▶ _What this task involves_
Set down the records once more, please, exactly and with the pictures left out.

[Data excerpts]

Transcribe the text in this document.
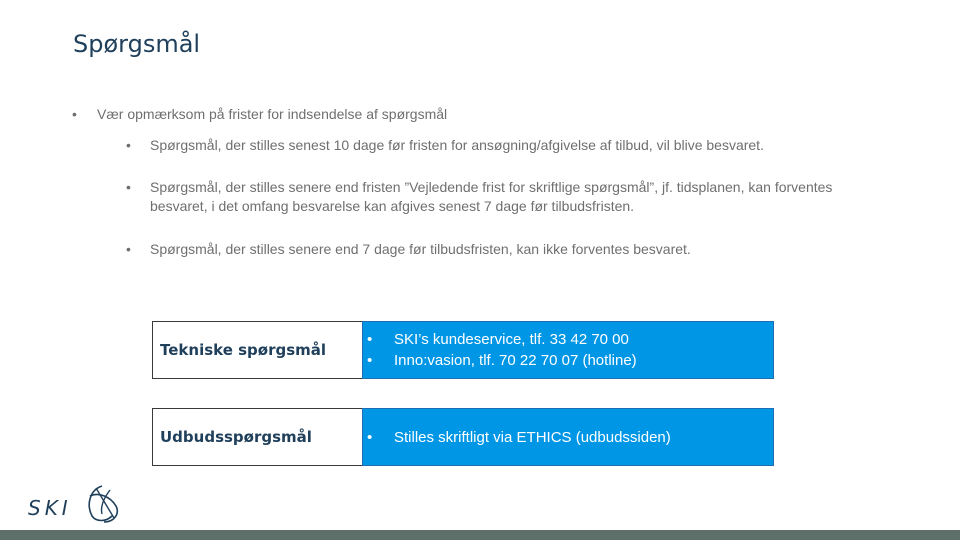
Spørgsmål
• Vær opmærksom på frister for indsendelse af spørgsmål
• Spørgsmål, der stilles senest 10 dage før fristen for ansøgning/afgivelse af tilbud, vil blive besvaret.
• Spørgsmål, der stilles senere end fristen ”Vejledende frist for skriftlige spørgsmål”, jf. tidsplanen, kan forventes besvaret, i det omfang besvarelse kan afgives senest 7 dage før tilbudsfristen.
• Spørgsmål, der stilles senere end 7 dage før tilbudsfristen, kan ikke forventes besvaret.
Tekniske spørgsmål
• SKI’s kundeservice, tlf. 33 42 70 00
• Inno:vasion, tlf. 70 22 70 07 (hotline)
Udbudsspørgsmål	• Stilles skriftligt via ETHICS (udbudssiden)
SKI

▶ _Exercise response_
Transcribe the text in this document.
Spørgsmål
• Vær opmærksom på frister for indsendelse af spørgsmål
• Spørgsmål, der stilles senest 10 dage før fristen for ansøgning/afgivelse af tilbud, vil blive besvaret.
• Spørgsmål, der stilles senere end fristen ”Vejledende frist for skriftlige spørgsmål”, jf. tidsplanen, kan forventes besvaret, i det omfang besvarelse kan afgives senest 7 dage før tilbudsfristen.
• Spørgsmål, der stilles senere end 7 dage før tilbudsfristen, kan ikke forventes besvaret.
Tekniske spørgsmål
• SKI’s kundeservice, tlf. 33 42 70 00
• Inno:vasion, tlf. 70 22 70 07 (hotline)
Udbudsspørgsmål	• Stilles skriftligt via ETHICS (udbudssiden)
SKI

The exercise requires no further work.